__Task statement__. Omit all images. Transcribe the rest of the material below exactly.

• • • • • • •

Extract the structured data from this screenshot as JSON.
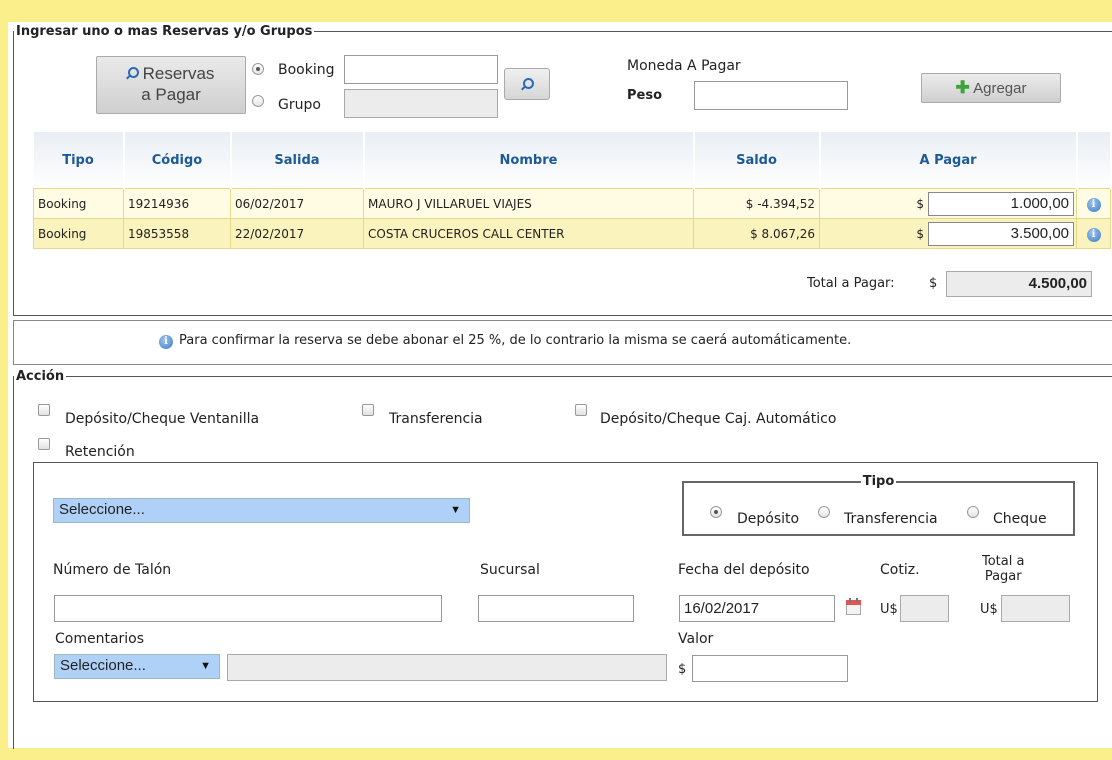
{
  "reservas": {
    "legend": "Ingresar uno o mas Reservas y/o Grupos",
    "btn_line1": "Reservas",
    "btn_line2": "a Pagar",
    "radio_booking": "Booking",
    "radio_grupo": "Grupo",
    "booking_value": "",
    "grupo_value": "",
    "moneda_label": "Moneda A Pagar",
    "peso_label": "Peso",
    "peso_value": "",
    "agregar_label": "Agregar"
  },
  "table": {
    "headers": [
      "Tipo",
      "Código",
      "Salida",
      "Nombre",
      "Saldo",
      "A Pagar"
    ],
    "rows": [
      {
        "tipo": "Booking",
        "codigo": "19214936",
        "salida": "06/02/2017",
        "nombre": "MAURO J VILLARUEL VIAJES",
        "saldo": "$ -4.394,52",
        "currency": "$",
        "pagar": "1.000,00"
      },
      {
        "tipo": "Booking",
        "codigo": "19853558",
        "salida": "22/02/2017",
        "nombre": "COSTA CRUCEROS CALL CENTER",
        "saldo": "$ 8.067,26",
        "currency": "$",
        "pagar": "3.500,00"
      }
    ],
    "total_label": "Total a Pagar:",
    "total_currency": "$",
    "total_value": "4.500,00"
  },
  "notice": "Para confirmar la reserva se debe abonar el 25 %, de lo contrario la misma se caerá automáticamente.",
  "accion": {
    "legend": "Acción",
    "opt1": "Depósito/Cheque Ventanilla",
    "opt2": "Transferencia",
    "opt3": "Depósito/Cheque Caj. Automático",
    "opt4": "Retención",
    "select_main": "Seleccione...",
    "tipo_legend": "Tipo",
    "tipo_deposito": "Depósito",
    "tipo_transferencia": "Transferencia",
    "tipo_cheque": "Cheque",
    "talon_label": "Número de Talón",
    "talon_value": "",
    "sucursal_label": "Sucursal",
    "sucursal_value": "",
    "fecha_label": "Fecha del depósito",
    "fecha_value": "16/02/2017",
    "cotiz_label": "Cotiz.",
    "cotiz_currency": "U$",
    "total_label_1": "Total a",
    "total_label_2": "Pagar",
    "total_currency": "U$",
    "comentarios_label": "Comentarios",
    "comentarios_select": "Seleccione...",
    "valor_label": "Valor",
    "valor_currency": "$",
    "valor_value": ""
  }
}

• • • • • • •

__Written solution__.
Extract the structured data from this screenshot as JSON.
{
  "reservas": {
    "legend": "Ingresar uno o mas Reservas y/o Grupos",
    "btn_line1": "Reservas",
    "btn_line2": "a Pagar",
    "radio_booking": "Booking",
    "radio_grupo": "Grupo",
    "booking_value": "",
    "grupo_value": "",
    "moneda_label": "Moneda A Pagar",
    "peso_label": "Peso",
    "peso_value": "",
    "agregar_label": "Agregar"
  },
  "table": {
    "headers": [
      "Tipo",
      "Código",
      "Salida",
      "Nombre",
      "Saldo",
      "A Pagar"
    ],
    "rows": [
      {
        "tipo": "Booking",
        "codigo": "19214936",
        "salida": "06/02/2017",
        "nombre": "MAURO J VILLARUEL VIAJES",
        "saldo": "$ -4.394,52",
        "currency": "$",
        "pagar": "1.000,00"
      },
      {
        "tipo": "Booking",
        "codigo": "19853558",
        "salida": "22/02/2017",
        "nombre": "COSTA CRUCEROS CALL CENTER",
        "saldo": "$ 8.067,26",
        "currency": "$",
        "pagar": "3.500,00"
      }
    ],
    "total_label": "Total a Pagar:",
    "total_currency": "$",
    "total_value": "4.500,00"
  },
  "notice": "Para confirmar la reserva se debe abonar el 25 %, de lo contrario la misma se caerá automáticamente.",
  "accion": {
    "legend": "Acción",
    "opt1": "Depósito/Cheque Ventanilla",
    "opt2": "Transferencia",
    "opt3": "Depósito/Cheque Caj. Automático",
    "opt4": "Retención",
    "select_main": "Seleccione...",
    "tipo_legend": "Tipo",
    "tipo_deposito": "Depósito",
    "tipo_transferencia": "Transferencia",
    "tipo_cheque": "Cheque",
    "talon_label": "Número de Talón",
    "talon_value": "",
    "sucursal_label": "Sucursal",
    "sucursal_value": "",
    "fecha_label": "Fecha del depósito",
    "fecha_value": "16/02/2017",
    "cotiz_label": "Cotiz.",
    "cotiz_currency": "U$",
    "total_label_1": "Total a",
    "total_label_2": "Pagar",
    "total_currency": "U$",
    "comentarios_label": "Comentarios",
    "comentarios_select": "Seleccione...",
    "valor_label": "Valor",
    "valor_currency": "$",
    "valor_value": ""
  }
}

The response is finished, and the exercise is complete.